### A block of data
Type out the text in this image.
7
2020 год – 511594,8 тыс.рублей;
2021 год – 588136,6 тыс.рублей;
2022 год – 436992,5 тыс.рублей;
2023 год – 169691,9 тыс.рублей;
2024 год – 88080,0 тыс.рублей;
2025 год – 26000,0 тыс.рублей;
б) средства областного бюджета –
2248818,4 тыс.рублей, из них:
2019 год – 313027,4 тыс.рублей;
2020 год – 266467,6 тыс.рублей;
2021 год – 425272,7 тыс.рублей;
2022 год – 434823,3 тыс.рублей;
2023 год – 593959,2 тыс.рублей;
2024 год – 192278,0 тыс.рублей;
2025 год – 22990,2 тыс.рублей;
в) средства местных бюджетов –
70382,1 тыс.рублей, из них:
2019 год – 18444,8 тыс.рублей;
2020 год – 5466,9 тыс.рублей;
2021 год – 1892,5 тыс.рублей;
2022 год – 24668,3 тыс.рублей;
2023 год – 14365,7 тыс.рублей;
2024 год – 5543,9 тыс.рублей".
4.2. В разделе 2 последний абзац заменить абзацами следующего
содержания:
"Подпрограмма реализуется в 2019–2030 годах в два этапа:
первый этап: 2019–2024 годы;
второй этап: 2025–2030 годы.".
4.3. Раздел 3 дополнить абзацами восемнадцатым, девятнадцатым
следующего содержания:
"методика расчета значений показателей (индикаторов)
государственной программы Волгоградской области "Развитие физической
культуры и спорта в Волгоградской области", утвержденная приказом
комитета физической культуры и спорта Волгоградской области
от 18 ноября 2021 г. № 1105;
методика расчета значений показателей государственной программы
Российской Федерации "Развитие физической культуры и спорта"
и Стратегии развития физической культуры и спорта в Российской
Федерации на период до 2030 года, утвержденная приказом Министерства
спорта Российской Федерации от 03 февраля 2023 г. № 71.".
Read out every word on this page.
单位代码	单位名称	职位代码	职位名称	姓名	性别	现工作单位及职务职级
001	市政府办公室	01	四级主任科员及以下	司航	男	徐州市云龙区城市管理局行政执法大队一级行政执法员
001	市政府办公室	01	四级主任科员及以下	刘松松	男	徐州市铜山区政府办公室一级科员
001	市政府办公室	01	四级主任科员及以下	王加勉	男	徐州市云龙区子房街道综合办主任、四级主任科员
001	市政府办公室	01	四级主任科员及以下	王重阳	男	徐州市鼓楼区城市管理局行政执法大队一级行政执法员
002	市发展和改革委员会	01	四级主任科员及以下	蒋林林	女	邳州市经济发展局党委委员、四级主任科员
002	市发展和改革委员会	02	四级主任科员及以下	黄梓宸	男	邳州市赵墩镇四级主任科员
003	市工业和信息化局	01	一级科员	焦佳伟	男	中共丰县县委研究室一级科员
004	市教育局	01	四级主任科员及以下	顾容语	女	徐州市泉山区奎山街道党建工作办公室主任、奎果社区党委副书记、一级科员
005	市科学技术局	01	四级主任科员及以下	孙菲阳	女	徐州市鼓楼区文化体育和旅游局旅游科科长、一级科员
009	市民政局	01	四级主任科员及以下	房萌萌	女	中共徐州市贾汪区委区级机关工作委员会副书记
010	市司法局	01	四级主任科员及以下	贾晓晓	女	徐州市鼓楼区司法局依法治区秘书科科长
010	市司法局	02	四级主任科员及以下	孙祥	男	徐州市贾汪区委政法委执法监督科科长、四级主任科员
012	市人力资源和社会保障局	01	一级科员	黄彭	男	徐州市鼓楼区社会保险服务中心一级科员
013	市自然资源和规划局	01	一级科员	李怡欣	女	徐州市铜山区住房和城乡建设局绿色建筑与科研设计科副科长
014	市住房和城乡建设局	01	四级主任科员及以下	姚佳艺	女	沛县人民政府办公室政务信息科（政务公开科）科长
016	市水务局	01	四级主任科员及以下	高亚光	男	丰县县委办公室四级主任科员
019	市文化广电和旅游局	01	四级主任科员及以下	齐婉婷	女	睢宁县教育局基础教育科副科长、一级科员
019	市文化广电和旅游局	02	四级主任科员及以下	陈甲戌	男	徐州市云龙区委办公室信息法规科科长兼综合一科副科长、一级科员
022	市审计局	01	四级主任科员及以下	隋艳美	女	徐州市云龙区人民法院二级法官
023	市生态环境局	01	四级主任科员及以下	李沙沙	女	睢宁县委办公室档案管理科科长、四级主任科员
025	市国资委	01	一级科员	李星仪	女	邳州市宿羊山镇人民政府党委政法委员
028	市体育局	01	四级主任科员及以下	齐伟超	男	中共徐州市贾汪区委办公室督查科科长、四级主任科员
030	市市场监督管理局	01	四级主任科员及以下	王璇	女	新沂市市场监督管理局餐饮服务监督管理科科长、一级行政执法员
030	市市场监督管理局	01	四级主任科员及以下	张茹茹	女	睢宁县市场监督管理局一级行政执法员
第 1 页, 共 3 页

### Aim
Out of the records, collect only those lines that contain the string "абзацами".

### Response
4.2. В разделе 2 последний абзац заменить абзацами следующего
4.3. Раздел 3 дополнить абзацами восемнадцатым, девятнадцатым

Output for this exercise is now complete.